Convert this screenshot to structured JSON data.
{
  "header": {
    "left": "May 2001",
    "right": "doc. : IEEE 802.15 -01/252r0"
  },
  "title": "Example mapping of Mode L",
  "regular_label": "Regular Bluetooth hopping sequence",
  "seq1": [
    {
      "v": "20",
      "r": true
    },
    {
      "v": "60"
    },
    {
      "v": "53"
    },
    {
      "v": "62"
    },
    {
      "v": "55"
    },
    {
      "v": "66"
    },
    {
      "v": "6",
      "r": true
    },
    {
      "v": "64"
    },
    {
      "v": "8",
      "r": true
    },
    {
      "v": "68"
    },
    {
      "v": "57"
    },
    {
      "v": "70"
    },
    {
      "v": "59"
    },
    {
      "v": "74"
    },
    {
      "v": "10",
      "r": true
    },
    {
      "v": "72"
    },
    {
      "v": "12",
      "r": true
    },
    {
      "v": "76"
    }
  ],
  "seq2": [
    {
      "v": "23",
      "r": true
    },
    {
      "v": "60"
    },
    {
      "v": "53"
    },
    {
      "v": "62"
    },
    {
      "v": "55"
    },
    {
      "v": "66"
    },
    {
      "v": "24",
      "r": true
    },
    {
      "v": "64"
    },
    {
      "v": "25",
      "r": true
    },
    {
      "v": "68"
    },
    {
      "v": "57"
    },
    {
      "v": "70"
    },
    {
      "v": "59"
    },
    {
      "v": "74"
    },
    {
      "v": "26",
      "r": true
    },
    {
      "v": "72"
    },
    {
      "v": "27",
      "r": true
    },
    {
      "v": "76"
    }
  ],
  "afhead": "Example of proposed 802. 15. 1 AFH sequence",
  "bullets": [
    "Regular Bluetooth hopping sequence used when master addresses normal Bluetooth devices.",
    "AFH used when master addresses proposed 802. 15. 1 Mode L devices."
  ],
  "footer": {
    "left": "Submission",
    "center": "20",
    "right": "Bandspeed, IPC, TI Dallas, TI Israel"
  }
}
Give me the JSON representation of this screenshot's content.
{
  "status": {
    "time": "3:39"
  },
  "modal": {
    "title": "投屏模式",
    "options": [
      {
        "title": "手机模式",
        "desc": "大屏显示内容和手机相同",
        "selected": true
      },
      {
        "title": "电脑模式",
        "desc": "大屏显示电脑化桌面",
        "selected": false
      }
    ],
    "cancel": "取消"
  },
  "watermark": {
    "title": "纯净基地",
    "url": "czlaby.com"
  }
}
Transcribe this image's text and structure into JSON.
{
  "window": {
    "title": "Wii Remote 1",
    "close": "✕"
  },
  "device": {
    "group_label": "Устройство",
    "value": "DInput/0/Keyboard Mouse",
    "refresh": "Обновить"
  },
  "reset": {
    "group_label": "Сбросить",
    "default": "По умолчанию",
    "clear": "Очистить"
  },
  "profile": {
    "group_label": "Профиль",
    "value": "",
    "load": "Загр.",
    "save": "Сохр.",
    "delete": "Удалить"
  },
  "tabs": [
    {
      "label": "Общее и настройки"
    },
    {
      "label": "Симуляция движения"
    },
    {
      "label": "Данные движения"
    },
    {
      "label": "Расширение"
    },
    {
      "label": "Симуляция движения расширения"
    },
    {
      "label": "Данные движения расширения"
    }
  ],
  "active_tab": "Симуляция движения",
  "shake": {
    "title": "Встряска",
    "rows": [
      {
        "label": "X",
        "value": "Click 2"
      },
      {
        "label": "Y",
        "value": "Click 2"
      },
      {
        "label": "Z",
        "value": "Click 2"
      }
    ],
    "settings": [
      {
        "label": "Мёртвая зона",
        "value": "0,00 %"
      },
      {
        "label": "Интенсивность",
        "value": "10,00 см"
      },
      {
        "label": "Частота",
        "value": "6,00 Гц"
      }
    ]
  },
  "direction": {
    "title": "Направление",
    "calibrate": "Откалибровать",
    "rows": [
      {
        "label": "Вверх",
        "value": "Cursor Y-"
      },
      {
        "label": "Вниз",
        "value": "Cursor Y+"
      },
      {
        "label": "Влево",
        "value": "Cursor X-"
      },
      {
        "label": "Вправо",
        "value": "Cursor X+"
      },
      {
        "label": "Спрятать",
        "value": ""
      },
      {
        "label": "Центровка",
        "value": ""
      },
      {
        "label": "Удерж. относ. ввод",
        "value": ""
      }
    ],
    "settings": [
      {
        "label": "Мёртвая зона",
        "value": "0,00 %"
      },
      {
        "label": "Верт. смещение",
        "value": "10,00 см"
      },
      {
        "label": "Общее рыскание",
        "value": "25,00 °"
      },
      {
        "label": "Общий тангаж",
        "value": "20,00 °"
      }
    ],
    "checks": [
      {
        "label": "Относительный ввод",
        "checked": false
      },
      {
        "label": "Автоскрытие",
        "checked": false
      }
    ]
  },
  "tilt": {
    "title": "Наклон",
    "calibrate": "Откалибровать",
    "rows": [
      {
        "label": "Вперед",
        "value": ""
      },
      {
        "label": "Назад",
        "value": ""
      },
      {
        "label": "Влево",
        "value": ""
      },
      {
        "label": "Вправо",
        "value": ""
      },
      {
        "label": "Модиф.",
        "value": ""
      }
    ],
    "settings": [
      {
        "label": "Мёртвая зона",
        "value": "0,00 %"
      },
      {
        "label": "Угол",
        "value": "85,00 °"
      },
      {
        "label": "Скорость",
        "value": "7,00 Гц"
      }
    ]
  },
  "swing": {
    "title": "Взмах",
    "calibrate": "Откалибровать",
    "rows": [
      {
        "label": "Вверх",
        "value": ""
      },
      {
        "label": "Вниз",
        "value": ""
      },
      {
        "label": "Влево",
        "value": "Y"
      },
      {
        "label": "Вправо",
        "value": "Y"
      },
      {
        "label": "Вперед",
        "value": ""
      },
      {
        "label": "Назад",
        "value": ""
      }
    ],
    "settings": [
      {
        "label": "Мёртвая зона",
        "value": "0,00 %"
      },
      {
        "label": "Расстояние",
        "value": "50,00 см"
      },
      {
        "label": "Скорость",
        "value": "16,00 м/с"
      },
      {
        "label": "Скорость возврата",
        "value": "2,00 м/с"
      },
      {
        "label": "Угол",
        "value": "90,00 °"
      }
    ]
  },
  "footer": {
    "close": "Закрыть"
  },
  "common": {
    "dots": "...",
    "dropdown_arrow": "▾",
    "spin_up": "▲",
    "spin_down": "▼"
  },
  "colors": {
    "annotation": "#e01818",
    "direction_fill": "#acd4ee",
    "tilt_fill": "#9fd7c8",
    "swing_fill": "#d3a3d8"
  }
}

==============================

DIRECTIVE: Give a single number: the count of lines above that include the word "Regular".

TASK SOLUTION: 2